* STATED GOAL:
Identify each line below that contains the word "text", and copy it out.

Records from a collection of figures
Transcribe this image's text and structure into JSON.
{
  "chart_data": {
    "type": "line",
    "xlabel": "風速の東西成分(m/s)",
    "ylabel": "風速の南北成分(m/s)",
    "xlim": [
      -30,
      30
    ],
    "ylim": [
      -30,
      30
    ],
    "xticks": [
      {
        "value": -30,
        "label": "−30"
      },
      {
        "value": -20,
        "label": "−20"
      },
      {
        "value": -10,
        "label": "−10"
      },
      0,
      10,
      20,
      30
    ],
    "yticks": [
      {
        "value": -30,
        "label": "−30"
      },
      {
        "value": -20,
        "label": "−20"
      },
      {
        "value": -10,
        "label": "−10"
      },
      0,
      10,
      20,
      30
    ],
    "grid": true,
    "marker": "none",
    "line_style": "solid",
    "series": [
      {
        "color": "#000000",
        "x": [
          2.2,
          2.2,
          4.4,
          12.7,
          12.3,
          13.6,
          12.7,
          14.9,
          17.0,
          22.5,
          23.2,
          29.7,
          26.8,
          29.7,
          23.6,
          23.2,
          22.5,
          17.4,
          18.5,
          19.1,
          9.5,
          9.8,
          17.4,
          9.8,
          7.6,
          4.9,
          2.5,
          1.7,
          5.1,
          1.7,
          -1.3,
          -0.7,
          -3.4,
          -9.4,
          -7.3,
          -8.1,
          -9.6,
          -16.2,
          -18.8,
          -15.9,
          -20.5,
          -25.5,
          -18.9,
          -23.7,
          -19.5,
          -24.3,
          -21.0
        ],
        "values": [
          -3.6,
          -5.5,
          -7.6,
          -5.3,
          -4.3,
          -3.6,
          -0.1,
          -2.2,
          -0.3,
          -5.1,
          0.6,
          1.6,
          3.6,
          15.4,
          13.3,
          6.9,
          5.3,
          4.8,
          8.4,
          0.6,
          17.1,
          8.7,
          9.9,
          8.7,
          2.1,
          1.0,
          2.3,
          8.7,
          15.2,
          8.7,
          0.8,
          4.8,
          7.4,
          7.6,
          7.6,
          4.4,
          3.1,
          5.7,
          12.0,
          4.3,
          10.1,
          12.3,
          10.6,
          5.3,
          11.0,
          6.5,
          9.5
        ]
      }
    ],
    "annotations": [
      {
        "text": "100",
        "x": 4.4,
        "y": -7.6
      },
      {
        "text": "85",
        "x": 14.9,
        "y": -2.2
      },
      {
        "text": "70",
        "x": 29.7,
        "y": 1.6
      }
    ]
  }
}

* REPLY:
Transcribe this image's text and structure into JSON.
        "text": "100",
        "text": "85",
        "text": "70",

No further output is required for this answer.